__SET EXERCISE__: Each line containing the word "captured" must be reported.

[Figure collection entries]
____________________

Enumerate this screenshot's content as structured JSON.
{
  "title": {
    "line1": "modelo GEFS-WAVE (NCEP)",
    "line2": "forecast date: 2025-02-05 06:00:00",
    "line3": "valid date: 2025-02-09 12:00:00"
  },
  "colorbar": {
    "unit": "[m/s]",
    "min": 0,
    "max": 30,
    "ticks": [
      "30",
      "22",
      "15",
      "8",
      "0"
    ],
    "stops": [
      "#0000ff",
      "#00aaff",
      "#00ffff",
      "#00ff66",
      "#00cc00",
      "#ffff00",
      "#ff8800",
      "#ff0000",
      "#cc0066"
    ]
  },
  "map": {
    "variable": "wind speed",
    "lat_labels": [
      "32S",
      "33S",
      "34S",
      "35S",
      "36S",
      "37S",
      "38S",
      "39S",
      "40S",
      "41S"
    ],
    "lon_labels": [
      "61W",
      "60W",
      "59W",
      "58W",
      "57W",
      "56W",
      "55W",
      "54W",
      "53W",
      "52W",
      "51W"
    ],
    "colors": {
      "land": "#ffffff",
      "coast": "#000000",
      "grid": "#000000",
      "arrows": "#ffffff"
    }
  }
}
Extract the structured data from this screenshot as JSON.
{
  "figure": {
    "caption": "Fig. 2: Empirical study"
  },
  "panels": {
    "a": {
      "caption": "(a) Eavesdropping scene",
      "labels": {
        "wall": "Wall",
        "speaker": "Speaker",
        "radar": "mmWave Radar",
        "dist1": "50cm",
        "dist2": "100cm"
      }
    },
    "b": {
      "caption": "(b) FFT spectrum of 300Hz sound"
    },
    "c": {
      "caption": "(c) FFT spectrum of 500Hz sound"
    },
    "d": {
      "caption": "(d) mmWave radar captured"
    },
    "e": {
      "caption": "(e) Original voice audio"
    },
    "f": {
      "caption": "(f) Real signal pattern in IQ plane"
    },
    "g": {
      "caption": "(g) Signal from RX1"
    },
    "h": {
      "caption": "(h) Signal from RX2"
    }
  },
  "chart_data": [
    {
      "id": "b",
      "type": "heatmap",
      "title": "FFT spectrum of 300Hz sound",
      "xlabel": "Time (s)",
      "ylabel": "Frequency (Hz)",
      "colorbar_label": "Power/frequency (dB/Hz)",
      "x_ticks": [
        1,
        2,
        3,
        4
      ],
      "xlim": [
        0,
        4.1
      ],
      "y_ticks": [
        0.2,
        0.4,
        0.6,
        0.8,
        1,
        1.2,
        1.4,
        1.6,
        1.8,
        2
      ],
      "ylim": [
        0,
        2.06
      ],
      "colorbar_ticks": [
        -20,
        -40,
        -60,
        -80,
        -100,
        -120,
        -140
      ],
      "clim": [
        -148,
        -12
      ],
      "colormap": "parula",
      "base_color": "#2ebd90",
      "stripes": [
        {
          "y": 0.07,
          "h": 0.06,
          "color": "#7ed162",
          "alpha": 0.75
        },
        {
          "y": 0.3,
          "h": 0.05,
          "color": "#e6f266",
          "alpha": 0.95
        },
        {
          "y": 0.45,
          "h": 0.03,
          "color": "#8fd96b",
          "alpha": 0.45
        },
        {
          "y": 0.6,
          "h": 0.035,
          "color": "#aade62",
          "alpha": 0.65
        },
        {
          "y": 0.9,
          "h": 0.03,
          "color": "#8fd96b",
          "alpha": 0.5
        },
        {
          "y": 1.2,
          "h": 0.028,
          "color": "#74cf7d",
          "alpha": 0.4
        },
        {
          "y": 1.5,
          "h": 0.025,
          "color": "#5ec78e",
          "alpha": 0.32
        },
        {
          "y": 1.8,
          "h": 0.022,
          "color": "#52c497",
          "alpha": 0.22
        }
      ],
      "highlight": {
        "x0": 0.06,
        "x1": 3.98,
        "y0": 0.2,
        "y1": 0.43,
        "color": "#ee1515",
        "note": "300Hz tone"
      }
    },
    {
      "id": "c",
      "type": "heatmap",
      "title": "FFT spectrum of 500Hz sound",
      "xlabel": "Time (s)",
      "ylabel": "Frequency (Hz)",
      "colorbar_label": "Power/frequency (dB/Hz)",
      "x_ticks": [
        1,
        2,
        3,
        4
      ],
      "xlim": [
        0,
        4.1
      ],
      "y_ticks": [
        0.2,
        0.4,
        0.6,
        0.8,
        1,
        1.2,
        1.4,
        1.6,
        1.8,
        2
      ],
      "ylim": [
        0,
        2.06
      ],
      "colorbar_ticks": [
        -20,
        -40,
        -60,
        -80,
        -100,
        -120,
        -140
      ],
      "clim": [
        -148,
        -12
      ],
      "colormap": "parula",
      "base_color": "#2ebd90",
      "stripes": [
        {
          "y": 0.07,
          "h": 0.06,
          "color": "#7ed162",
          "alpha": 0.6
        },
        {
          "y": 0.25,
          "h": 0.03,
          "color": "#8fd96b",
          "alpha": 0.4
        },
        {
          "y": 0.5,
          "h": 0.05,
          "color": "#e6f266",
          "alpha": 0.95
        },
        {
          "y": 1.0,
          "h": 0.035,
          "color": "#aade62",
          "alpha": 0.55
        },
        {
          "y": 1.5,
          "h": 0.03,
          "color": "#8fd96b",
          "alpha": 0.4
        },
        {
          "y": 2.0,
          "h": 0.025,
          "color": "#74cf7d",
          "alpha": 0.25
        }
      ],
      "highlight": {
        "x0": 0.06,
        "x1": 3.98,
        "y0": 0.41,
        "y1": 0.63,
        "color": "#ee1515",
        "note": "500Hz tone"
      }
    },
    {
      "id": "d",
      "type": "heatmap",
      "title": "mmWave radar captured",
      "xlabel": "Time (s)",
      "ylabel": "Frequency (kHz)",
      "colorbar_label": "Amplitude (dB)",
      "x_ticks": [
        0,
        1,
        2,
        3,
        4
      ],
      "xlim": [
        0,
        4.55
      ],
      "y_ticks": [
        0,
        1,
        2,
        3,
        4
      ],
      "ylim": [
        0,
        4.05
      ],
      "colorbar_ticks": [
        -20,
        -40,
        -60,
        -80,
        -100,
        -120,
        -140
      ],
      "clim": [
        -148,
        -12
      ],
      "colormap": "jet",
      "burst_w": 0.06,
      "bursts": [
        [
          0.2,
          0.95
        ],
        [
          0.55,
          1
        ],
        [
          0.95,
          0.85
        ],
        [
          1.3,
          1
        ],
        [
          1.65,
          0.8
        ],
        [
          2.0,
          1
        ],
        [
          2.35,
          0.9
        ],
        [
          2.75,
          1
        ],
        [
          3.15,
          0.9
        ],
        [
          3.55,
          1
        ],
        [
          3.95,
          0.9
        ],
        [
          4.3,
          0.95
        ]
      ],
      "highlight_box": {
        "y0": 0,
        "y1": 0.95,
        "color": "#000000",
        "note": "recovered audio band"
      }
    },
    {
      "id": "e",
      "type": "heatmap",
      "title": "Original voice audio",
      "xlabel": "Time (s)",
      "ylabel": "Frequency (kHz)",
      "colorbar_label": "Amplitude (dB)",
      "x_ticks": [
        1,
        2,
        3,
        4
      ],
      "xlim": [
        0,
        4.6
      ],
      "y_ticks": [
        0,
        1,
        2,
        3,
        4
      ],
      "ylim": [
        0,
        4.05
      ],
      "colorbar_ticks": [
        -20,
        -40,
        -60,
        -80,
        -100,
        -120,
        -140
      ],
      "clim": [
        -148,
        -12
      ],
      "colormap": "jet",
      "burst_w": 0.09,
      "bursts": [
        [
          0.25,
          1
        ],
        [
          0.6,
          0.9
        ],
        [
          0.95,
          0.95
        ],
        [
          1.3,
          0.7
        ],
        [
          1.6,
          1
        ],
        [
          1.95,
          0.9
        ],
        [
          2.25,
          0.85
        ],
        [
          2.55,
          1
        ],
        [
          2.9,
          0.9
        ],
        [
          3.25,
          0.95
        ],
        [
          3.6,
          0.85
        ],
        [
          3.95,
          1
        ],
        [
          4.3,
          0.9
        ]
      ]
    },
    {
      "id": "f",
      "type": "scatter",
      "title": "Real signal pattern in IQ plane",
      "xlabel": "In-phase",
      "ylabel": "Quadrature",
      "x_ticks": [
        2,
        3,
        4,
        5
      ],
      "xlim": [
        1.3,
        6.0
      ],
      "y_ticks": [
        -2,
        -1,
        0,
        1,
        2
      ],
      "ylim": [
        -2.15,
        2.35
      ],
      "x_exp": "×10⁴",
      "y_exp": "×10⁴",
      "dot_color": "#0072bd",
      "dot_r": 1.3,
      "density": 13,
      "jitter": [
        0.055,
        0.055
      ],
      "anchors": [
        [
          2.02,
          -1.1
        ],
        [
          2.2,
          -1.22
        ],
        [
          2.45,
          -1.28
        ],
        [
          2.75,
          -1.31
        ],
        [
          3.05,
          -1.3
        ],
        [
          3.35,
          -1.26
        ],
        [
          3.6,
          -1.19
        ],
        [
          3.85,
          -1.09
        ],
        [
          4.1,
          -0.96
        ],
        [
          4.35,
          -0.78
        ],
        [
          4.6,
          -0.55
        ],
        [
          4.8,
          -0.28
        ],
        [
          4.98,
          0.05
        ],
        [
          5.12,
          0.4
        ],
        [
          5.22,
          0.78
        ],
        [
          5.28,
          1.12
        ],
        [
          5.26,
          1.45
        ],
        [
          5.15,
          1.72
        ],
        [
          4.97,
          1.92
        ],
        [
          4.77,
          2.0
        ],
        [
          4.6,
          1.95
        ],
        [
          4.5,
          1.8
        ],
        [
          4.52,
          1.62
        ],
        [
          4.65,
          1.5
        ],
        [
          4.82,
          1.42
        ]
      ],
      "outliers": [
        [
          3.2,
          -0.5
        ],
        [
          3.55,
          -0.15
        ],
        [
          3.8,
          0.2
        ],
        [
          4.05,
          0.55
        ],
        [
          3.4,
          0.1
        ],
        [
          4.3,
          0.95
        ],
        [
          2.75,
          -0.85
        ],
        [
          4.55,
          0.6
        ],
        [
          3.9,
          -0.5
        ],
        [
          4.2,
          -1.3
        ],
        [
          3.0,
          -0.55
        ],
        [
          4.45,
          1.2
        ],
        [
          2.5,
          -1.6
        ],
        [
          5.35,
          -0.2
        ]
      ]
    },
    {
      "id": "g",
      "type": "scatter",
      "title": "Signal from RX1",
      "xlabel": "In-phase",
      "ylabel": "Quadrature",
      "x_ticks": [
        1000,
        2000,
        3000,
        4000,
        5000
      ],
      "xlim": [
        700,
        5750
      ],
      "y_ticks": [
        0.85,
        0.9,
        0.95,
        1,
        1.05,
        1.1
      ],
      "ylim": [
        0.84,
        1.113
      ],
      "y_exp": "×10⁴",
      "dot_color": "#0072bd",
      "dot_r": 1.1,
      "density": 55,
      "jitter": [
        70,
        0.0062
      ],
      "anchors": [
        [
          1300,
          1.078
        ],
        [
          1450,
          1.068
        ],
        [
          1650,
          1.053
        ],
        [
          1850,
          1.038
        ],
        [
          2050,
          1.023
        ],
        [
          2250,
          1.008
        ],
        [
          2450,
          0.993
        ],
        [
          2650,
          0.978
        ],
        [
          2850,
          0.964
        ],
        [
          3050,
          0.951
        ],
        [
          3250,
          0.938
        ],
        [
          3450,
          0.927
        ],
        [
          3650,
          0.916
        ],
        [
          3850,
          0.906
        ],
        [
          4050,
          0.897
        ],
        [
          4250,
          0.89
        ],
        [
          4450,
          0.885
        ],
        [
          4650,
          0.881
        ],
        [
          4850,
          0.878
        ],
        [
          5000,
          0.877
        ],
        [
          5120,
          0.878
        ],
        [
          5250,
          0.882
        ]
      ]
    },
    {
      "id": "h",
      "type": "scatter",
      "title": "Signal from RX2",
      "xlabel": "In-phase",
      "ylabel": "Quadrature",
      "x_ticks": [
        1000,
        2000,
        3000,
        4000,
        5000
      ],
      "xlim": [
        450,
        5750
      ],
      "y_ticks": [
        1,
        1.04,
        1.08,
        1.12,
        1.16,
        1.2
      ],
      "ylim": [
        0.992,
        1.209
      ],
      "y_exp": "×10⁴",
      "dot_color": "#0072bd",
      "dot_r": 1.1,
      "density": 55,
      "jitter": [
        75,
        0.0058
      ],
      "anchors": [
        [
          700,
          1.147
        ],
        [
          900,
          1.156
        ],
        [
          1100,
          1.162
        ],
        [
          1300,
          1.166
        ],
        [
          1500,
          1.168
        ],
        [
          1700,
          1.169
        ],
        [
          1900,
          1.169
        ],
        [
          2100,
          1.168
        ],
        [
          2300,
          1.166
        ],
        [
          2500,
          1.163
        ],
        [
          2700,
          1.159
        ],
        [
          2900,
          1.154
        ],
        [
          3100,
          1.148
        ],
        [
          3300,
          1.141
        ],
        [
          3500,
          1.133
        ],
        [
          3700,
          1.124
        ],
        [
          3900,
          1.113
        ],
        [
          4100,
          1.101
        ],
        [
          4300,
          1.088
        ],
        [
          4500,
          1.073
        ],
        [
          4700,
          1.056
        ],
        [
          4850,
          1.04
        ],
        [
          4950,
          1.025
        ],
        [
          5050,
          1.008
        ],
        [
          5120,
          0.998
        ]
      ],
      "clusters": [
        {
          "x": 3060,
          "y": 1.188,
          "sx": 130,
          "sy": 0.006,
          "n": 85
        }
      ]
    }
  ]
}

____________________

__RESULT OF THIS EXERCISE__:
      "caption": "(d) mmWave radar captured"
      "title": "mmWave radar captured",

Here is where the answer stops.